Output the stretch from the line containing "perspective-arrow-filled-icon bbox=[137, 7, 157, 27]" through the line containing "perspective-arrow-outline-icon bbox=[160, 7, 181, 27]", both included, as a Markdown table with the columns Row and Line. Number each row and leave out blank lines.
■ ■ ■ ■
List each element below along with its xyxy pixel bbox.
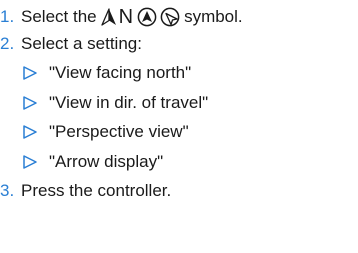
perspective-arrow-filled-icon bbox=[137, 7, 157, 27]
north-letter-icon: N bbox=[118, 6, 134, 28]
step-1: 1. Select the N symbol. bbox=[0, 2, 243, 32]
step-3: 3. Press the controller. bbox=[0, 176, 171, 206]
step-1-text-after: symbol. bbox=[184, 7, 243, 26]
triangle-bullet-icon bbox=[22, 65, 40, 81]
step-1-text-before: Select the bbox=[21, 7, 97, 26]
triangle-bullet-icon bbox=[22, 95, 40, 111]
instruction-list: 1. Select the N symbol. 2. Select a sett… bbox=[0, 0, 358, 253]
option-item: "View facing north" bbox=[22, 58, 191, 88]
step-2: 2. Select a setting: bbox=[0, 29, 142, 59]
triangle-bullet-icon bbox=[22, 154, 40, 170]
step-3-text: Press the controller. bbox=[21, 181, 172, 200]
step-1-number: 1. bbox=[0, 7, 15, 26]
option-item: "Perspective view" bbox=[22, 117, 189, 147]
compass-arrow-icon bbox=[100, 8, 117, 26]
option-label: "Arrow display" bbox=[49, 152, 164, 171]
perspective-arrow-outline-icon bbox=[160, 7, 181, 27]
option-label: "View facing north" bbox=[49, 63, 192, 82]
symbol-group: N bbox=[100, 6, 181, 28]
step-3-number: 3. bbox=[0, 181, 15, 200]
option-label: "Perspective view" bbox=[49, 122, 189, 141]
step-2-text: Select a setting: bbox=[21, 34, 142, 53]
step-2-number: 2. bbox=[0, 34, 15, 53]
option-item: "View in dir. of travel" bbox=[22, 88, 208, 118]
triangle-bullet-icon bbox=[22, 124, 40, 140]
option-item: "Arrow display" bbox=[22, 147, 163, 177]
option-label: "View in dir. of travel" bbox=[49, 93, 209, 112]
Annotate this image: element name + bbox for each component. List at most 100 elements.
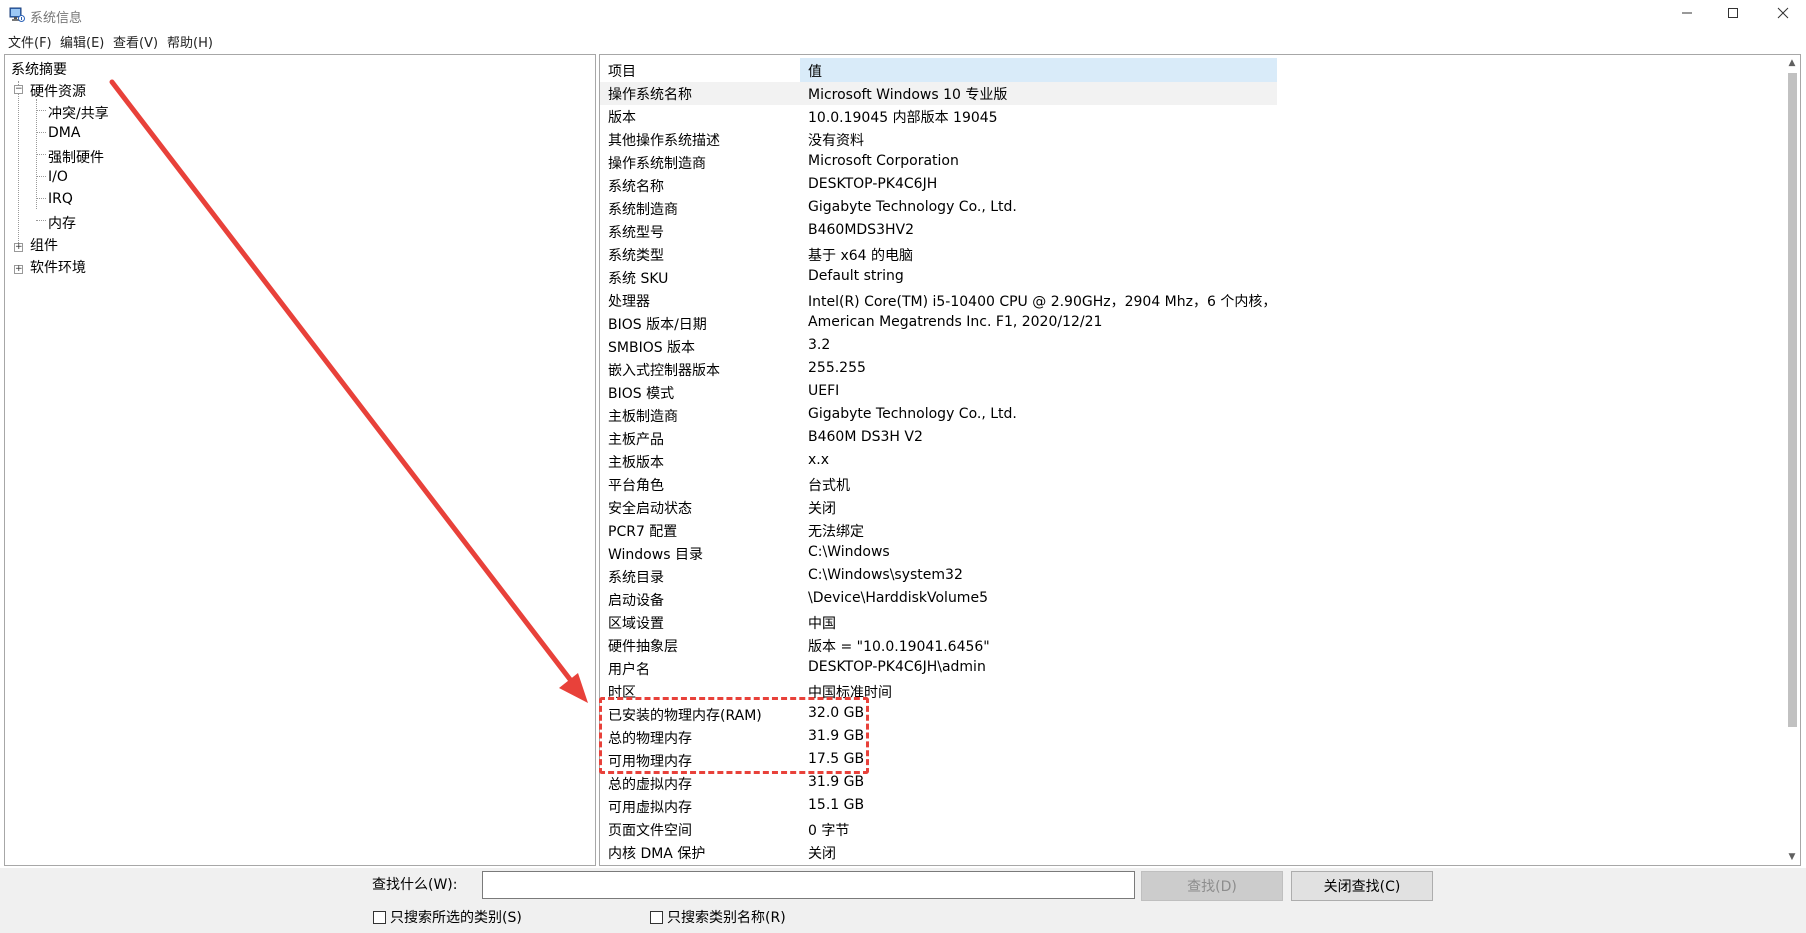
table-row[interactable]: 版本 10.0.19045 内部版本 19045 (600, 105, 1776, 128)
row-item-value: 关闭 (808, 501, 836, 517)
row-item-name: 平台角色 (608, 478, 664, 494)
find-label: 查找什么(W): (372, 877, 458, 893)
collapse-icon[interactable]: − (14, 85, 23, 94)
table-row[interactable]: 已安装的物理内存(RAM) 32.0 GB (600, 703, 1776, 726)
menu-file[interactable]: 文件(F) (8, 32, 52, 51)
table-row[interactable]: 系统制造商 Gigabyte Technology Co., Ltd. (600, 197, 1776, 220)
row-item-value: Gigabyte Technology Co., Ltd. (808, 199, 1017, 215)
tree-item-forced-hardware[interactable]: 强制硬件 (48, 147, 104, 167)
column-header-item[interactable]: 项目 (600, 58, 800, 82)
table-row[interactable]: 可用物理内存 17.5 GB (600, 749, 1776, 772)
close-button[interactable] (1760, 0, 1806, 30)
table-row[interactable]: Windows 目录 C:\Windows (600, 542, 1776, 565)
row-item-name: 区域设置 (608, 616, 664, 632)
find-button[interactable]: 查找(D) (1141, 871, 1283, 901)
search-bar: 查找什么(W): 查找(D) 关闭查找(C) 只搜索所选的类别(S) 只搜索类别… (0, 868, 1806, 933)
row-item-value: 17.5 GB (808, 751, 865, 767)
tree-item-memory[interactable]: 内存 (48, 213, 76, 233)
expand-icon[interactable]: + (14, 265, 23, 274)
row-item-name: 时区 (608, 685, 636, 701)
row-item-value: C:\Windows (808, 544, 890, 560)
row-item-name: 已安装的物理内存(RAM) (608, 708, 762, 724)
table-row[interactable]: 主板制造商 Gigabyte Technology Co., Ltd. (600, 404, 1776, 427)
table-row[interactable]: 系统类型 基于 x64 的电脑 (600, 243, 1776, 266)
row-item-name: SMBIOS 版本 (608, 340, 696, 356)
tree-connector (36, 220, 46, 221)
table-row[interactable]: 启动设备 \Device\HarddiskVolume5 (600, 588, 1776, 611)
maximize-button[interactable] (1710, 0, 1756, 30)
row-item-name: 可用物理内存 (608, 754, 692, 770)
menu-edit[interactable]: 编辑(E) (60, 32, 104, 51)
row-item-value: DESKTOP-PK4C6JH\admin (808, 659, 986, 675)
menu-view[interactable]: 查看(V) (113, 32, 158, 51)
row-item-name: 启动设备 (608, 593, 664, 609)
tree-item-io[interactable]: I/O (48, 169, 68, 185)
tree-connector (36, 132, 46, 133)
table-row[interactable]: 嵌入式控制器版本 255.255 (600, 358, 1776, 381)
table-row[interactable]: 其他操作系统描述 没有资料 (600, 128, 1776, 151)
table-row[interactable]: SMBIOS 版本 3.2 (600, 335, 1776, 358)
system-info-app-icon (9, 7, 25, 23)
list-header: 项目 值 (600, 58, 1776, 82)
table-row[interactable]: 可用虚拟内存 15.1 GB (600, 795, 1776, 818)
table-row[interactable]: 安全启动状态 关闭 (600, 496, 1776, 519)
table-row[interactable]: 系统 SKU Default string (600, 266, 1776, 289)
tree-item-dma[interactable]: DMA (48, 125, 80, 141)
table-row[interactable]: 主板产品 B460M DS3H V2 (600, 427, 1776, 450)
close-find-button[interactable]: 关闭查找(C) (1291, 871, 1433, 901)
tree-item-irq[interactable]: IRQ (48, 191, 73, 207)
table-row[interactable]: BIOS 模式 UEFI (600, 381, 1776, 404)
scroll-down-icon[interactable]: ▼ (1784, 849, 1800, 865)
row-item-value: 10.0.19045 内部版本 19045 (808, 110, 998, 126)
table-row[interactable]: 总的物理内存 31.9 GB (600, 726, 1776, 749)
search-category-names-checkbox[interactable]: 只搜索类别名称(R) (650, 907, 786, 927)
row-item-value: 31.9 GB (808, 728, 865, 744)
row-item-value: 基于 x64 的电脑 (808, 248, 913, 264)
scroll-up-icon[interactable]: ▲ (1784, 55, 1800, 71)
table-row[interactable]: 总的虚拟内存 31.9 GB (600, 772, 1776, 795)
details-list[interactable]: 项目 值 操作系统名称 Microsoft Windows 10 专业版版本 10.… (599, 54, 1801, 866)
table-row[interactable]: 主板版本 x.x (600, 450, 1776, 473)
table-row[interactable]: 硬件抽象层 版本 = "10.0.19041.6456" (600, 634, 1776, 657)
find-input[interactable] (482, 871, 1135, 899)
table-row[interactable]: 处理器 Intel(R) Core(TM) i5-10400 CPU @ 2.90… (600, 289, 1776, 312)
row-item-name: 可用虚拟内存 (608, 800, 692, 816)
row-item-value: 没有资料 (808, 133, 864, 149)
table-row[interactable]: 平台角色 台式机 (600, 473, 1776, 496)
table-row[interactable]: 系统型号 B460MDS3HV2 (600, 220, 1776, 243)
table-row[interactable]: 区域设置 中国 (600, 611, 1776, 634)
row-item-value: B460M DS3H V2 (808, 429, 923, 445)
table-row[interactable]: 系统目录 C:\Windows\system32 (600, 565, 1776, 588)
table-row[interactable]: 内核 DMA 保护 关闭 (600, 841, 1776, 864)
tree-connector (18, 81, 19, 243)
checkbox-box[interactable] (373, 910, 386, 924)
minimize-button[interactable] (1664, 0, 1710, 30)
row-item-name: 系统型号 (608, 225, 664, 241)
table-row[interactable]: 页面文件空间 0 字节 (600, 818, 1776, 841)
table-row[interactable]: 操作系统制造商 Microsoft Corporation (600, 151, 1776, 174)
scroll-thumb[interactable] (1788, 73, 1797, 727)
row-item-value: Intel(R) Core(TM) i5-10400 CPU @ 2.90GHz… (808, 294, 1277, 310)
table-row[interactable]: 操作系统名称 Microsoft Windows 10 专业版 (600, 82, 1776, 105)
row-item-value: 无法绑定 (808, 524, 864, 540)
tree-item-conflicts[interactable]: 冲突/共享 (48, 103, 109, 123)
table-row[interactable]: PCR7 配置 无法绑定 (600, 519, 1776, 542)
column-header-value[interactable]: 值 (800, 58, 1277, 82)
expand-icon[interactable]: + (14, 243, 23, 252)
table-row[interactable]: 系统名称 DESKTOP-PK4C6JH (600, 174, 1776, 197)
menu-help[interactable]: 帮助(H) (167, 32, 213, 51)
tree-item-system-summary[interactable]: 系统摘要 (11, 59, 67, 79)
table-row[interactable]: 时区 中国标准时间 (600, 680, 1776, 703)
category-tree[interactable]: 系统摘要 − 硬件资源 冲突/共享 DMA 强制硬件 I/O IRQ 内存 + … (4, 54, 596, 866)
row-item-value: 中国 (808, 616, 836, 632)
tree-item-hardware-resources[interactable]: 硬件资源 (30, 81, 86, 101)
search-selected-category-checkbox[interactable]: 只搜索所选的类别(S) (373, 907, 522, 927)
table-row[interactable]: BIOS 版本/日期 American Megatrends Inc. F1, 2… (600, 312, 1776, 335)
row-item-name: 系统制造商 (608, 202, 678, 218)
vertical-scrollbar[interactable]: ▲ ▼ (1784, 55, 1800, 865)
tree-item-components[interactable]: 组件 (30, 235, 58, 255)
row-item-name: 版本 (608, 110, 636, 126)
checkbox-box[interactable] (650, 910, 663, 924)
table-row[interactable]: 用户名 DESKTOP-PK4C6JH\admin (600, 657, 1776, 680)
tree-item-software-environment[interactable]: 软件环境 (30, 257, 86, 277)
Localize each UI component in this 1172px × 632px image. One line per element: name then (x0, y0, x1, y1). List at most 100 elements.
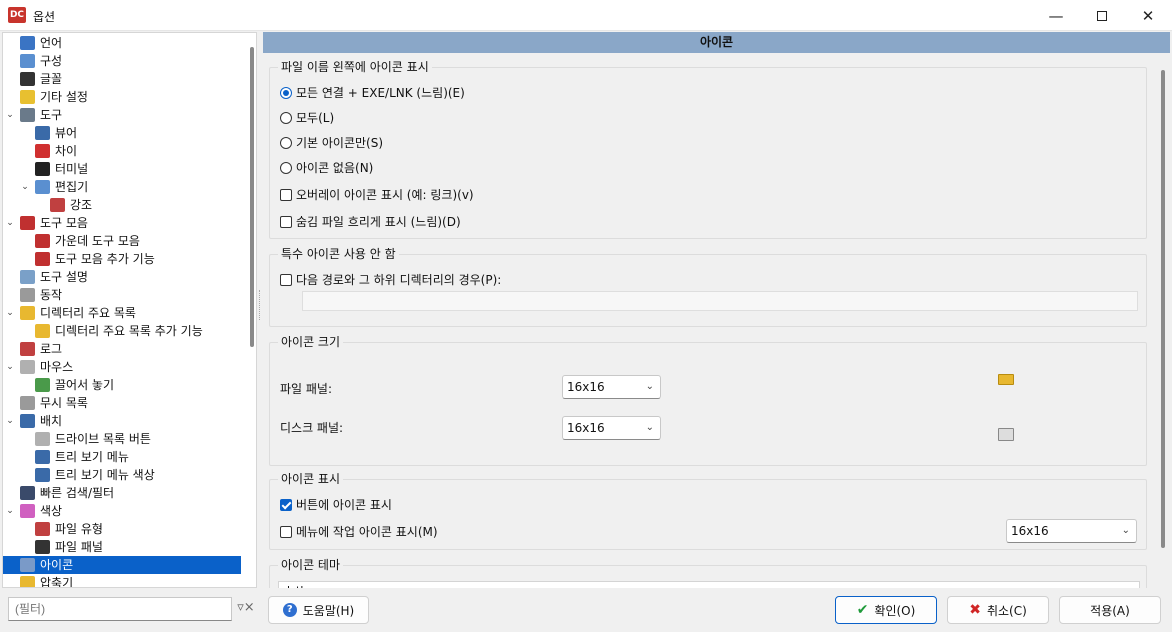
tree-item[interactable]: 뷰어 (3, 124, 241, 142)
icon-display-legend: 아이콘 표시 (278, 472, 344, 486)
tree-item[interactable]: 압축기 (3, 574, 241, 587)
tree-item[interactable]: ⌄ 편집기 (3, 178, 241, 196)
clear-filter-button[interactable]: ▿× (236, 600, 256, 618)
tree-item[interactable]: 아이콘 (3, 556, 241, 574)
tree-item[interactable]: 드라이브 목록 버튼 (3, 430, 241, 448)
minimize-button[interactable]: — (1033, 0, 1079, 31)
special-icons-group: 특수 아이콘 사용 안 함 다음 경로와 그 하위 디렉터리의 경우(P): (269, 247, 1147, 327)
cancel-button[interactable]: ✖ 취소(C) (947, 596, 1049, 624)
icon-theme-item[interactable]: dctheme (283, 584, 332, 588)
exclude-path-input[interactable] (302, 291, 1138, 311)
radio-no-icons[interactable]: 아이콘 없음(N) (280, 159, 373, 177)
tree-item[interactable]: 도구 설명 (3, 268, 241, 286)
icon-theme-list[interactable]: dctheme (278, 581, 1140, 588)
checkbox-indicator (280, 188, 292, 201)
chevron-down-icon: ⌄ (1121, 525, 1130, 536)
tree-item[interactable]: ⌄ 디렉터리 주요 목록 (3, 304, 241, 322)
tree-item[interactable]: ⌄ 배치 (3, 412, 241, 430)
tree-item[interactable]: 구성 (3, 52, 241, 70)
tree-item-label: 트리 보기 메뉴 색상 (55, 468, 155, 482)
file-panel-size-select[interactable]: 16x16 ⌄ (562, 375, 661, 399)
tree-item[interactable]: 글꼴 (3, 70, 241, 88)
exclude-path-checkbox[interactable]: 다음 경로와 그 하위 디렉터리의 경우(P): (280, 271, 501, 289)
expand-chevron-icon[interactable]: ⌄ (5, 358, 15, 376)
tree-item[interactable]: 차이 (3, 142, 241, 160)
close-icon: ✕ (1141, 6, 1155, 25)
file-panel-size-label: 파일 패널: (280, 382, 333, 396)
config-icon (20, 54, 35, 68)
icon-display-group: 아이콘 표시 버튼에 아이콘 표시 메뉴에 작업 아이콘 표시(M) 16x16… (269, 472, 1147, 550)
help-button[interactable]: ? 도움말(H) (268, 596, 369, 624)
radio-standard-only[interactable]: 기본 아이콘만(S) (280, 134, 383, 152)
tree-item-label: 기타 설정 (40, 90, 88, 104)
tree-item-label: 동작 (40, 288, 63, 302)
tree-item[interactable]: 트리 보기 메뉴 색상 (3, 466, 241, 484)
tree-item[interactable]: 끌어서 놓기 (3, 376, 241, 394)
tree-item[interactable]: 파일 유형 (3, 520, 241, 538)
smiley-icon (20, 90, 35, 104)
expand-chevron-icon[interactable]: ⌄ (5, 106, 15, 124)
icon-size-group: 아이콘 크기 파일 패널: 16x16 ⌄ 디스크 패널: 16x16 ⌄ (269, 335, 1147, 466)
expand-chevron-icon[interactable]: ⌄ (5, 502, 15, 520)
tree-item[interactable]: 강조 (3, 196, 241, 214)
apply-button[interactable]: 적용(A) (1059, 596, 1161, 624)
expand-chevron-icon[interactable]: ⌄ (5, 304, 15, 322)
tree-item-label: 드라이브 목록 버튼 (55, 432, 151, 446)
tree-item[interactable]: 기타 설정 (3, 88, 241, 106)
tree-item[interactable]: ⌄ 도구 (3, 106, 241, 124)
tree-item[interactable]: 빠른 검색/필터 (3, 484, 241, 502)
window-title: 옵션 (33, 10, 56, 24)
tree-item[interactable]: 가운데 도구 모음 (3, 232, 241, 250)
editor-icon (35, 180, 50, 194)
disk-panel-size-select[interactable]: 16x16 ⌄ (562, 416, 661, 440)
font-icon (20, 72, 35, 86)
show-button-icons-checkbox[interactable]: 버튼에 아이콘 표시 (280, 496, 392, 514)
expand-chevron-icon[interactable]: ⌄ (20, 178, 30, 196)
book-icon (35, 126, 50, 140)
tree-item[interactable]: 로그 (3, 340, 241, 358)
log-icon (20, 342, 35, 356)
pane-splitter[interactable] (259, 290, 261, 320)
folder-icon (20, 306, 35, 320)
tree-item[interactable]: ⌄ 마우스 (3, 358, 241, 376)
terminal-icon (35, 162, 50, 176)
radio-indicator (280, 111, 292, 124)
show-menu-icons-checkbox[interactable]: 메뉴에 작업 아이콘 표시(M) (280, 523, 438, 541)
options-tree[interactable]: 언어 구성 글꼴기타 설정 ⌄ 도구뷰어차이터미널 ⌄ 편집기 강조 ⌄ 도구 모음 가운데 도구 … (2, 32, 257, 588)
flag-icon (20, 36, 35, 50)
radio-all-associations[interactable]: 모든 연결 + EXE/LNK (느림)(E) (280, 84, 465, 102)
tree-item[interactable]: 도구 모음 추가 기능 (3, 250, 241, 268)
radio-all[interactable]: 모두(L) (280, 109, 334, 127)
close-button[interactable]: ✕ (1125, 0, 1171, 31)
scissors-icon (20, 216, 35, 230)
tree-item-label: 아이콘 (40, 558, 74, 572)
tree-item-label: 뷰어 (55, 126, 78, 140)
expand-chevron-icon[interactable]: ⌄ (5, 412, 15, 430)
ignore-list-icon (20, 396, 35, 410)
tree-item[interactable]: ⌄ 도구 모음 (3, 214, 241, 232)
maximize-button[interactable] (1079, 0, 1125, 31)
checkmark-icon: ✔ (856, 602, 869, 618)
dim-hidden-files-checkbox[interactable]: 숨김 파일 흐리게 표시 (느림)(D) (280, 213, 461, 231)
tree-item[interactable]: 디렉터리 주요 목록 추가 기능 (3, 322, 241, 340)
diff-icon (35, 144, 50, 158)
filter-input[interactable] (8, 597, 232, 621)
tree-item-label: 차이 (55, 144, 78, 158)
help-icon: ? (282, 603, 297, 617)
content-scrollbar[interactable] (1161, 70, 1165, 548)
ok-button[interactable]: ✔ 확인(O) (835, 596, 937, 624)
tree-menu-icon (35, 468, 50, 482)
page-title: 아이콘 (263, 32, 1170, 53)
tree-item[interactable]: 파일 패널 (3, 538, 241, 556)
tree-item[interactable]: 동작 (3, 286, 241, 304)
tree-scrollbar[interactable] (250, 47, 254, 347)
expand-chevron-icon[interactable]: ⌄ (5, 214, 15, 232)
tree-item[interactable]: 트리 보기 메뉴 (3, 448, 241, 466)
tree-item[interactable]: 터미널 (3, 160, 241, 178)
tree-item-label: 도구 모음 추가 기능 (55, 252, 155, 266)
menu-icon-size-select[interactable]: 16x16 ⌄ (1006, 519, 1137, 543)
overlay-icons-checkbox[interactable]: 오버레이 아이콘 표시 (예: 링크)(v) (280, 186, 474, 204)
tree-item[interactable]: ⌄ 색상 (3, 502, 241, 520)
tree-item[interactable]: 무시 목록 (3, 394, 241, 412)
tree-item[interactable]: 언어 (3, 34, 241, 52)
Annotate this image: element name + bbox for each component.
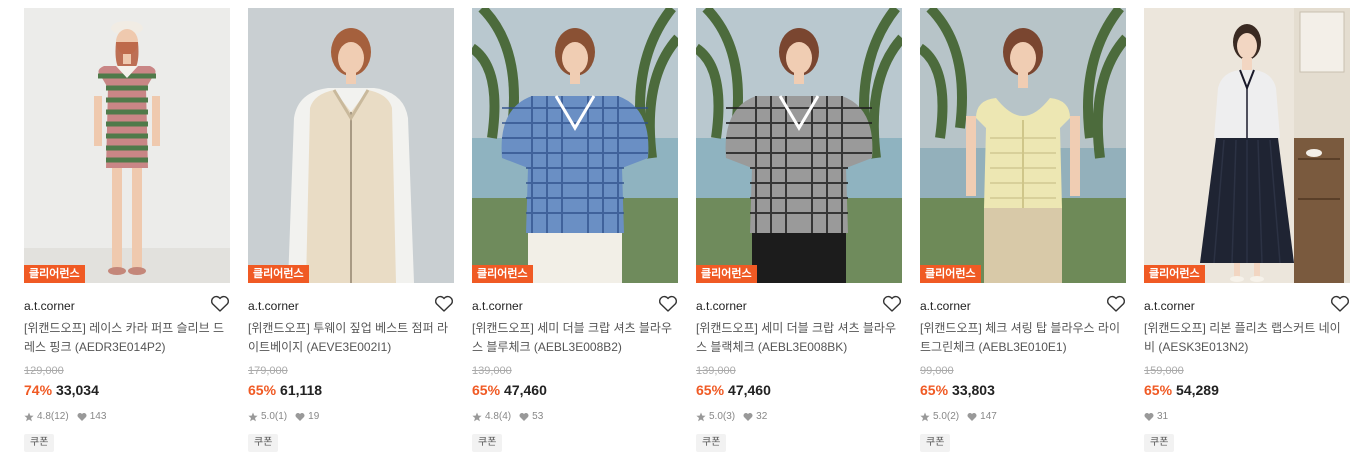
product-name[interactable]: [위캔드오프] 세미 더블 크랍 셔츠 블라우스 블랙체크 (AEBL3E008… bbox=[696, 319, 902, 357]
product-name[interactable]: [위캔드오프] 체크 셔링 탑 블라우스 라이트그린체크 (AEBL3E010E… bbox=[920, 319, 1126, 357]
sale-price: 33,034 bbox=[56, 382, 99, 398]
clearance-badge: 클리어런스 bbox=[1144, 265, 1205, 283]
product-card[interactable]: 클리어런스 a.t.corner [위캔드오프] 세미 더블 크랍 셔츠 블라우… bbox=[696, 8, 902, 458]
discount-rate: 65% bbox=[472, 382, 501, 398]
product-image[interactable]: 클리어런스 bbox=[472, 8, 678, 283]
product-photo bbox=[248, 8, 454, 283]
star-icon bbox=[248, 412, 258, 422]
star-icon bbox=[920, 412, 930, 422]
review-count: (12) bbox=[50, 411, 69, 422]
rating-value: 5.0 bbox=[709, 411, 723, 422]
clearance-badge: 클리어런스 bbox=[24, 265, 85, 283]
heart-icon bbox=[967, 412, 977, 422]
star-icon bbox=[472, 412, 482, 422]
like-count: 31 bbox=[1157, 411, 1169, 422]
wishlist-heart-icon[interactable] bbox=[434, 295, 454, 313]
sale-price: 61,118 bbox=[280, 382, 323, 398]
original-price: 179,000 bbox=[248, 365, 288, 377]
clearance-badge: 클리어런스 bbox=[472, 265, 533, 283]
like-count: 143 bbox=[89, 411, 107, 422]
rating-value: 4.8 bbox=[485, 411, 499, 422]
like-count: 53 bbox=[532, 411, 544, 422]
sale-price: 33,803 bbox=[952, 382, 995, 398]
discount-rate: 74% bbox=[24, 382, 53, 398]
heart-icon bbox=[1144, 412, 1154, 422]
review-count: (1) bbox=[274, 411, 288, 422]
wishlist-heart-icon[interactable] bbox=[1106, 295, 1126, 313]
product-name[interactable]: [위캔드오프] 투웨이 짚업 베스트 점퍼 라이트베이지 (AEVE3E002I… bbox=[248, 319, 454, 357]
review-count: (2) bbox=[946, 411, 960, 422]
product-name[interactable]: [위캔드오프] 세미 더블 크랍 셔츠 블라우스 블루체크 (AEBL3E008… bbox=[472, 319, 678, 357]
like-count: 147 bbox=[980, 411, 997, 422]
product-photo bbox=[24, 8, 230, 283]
■ ■ ■ ■
▶ **Solution below**
| Row | Line |
|---|---|
| 1 | perspective-arrow-filled-icon bbox=[137, 7, 157, 27] |
| 2 | north-letter-icon: N bbox=[118, 6, 134, 28] |
| 3 | step-1: 1. Select the N symbol. bbox=[0, 2, 243, 32] |
| 4 | step-3: 3. Press the controller. bbox=[0, 176, 171, 206] |
| 5 | step-1-text-after: symbol. bbox=[184, 7, 243, 26] |
| 6 | triangle-bullet-icon bbox=[22, 65, 40, 81] |
| 7 | step-1-text-before: Select the bbox=[21, 7, 97, 26] |
| 8 | triangle-bullet-icon bbox=[22, 95, 40, 111] |
| 9 | instruction-list: 1. Select the N symbol. 2. Select a sett… bbox=[0, 0, 358, 253] |
| 10 | option-item: "View facing north" bbox=[22, 58, 191, 88] |
| 11 | step-2: 2. Select a setting: bbox=[0, 29, 142, 59] |
| 12 | triangle-bullet-icon bbox=[22, 154, 40, 170] |
| 13 | step-3-text: Press the controller. bbox=[21, 181, 172, 200] |
| 14 | step-1-number: 1. bbox=[0, 7, 15, 26] |
| 15 | option-item: "Perspective view" bbox=[22, 117, 189, 147] |
| 16 | compass-arrow-icon bbox=[100, 8, 117, 26] |
| 17 | option-label: "Arrow display" bbox=[49, 152, 164, 171] |
| 18 | perspective-arrow-outline-icon bbox=[160, 7, 181, 27] |